*What is asked*:
Report the total number of lines that include the string "saepe", without any other text.

== == ==

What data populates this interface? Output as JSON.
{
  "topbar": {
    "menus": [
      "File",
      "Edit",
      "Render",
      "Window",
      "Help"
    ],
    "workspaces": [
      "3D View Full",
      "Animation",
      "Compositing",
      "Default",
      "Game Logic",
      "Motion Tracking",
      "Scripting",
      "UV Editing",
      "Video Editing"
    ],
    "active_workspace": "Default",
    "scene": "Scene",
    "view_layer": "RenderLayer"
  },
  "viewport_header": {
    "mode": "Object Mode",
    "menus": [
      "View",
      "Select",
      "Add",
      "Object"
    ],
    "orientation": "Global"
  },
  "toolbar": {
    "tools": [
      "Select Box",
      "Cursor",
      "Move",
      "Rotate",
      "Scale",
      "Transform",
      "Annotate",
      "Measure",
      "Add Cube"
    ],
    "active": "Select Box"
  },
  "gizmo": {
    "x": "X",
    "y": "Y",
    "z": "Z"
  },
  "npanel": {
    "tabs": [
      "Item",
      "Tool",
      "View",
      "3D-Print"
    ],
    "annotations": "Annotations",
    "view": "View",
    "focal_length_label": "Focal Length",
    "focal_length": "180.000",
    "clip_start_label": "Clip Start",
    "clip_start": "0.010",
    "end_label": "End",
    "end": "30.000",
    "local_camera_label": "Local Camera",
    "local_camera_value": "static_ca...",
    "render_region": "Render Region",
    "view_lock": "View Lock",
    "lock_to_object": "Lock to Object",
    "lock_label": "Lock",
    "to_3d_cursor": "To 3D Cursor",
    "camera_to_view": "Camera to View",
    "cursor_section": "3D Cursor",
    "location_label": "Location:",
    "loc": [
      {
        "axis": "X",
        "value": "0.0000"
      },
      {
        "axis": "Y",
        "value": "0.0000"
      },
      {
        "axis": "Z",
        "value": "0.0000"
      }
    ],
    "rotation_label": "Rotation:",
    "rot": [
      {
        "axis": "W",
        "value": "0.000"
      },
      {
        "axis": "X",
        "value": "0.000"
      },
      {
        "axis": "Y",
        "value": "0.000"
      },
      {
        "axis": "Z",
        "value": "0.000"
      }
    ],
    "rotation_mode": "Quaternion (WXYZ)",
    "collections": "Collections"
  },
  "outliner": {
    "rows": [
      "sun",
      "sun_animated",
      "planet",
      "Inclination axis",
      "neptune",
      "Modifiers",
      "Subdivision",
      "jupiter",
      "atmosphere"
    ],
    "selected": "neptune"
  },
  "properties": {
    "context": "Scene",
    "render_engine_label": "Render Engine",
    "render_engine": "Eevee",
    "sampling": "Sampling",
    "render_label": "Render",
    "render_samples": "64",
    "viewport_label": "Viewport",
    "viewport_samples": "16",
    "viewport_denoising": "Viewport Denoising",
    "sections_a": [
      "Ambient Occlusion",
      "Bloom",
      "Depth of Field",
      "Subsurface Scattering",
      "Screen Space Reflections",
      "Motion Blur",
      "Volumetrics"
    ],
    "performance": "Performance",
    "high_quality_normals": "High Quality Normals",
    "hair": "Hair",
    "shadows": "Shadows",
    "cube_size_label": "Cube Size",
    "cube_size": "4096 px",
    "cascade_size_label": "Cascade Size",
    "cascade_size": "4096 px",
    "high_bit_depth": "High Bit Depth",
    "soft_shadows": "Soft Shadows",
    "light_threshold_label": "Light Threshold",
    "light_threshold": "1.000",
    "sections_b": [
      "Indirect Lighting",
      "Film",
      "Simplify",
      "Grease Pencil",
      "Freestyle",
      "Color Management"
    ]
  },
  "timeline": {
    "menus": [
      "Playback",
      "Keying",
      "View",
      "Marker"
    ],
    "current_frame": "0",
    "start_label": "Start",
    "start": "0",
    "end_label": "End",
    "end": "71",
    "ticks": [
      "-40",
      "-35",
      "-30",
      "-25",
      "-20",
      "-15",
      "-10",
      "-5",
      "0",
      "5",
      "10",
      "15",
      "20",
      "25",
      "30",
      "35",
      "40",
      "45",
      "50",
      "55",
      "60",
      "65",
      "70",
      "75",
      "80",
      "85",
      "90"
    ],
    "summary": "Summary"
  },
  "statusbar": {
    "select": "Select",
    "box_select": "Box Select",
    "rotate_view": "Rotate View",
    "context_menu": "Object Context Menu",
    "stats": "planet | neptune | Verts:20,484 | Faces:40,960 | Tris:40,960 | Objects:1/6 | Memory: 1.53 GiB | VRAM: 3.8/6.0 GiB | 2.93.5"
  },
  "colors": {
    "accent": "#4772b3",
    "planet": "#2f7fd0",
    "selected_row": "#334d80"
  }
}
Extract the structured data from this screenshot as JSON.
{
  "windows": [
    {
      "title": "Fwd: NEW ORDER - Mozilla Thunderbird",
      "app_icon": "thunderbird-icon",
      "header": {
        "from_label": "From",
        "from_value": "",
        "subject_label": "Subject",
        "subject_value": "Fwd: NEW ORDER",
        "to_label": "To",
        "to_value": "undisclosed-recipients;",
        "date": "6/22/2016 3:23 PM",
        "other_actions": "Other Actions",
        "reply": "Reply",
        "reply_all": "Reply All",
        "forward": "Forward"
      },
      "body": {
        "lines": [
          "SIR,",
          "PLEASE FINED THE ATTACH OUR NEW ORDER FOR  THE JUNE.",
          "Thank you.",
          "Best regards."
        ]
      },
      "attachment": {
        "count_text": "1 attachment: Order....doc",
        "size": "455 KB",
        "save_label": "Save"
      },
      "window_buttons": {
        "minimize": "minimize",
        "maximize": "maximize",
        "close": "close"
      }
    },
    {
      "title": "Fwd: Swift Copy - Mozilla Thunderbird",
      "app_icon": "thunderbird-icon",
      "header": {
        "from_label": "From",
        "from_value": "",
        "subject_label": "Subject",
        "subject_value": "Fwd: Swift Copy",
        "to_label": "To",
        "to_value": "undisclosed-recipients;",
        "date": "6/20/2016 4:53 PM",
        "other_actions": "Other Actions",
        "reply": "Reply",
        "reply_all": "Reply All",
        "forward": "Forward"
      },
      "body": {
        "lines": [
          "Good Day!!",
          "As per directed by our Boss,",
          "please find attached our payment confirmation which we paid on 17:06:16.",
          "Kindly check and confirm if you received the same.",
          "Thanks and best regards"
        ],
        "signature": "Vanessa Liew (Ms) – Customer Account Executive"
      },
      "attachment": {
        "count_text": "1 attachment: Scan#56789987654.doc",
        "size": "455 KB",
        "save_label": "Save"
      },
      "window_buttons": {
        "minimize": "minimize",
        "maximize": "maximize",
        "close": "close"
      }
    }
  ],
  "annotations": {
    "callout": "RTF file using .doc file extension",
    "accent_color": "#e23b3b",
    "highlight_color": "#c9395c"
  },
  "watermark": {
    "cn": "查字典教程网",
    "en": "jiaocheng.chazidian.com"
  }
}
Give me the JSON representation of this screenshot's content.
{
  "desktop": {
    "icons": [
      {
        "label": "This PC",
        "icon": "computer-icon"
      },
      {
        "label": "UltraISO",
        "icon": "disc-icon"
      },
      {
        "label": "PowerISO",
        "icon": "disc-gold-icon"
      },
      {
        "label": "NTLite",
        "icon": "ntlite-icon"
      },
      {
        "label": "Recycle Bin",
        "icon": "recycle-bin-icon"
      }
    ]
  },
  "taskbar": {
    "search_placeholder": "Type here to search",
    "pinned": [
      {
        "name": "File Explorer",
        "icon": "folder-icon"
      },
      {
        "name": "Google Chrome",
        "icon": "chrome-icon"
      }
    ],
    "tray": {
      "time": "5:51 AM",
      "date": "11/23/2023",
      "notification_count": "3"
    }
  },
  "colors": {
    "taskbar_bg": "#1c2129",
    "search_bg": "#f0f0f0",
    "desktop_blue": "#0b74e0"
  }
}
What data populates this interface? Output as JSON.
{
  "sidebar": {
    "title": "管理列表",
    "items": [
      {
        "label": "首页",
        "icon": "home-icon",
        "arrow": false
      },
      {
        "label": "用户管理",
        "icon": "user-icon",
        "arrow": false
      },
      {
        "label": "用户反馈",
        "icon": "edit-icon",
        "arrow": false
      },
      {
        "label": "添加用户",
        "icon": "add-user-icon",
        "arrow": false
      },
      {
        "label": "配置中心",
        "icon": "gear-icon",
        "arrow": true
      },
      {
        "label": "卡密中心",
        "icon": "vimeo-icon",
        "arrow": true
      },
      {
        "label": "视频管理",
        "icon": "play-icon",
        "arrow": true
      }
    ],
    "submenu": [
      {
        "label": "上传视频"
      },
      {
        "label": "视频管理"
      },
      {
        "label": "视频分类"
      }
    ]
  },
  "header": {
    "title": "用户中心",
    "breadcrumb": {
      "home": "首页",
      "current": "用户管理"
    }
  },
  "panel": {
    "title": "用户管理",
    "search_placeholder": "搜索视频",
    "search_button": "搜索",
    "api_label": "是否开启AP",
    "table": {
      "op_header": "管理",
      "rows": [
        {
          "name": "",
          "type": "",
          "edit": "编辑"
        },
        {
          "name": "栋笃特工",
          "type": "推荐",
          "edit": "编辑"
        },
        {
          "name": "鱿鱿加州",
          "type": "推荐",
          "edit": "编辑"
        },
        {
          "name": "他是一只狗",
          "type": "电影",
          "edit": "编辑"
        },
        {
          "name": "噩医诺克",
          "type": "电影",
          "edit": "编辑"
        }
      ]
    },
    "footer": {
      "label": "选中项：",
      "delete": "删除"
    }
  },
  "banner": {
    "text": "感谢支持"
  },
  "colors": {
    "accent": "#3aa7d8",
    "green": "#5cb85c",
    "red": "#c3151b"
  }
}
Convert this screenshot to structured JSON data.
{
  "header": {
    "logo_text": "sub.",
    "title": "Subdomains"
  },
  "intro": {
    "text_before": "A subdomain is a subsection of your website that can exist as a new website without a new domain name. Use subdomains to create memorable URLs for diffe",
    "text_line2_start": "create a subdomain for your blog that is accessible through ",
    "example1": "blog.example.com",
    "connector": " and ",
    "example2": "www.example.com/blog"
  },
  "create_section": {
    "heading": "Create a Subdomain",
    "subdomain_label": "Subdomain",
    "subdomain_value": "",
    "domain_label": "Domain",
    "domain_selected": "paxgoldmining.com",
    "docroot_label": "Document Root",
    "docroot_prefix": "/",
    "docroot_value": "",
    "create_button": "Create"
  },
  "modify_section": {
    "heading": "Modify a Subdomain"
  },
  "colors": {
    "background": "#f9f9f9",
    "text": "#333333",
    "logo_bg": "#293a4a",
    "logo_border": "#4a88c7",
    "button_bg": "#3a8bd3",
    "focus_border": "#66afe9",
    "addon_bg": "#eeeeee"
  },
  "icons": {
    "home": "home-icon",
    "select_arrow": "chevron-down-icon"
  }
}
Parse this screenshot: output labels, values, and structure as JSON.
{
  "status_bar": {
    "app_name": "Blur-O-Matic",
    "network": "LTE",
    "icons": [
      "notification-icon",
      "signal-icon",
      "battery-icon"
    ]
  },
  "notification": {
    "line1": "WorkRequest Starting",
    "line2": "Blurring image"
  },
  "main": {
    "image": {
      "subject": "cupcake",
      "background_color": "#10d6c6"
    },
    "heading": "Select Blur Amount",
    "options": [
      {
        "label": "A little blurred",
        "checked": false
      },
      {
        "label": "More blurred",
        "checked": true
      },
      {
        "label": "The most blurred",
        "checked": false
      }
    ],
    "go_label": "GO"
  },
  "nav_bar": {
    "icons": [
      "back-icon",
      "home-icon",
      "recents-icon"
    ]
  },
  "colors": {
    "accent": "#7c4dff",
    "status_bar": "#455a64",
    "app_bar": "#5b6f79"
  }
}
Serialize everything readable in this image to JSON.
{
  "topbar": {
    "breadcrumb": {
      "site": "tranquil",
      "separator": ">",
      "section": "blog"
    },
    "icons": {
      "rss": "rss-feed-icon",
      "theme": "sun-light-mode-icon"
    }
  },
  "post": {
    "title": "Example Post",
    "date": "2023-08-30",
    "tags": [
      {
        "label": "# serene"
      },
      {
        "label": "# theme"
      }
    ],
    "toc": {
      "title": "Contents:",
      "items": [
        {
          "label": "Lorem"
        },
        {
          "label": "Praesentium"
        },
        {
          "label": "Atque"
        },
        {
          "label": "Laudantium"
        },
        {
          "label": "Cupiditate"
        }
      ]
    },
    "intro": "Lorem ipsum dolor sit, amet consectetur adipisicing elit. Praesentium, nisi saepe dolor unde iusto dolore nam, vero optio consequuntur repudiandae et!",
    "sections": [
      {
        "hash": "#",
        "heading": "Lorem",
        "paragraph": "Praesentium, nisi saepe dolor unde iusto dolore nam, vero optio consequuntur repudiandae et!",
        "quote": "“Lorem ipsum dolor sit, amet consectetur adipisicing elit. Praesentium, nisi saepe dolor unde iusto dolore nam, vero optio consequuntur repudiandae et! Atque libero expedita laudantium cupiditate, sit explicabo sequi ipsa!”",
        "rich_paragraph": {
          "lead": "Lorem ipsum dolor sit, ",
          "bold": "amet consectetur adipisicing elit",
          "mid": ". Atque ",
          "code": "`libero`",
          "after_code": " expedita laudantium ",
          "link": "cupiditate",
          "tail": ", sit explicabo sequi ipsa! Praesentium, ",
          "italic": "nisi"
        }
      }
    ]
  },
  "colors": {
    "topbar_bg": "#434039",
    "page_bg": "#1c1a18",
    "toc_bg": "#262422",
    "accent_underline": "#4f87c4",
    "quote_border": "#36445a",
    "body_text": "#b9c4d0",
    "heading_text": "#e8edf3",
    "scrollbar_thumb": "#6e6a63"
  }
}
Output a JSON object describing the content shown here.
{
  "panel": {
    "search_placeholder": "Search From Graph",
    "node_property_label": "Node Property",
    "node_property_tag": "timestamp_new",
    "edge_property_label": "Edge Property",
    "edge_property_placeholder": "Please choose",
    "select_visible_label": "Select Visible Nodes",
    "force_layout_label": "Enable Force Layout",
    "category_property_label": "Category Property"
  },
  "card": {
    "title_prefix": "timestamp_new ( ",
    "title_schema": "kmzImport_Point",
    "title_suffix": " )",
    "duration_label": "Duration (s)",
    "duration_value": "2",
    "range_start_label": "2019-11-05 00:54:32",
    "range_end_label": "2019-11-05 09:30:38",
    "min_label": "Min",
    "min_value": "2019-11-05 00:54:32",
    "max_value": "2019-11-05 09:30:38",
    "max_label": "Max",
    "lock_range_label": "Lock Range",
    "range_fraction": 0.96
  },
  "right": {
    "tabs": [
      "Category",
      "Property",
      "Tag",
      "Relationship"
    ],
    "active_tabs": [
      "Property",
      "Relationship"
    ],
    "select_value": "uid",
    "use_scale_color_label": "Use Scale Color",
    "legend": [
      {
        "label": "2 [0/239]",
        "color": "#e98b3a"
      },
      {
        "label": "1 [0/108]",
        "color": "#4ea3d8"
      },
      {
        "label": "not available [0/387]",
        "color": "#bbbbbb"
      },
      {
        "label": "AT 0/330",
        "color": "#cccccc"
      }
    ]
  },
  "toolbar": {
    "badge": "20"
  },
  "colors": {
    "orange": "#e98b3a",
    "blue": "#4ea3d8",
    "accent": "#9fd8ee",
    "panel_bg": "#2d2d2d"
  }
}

== == ==

*The answer*:
3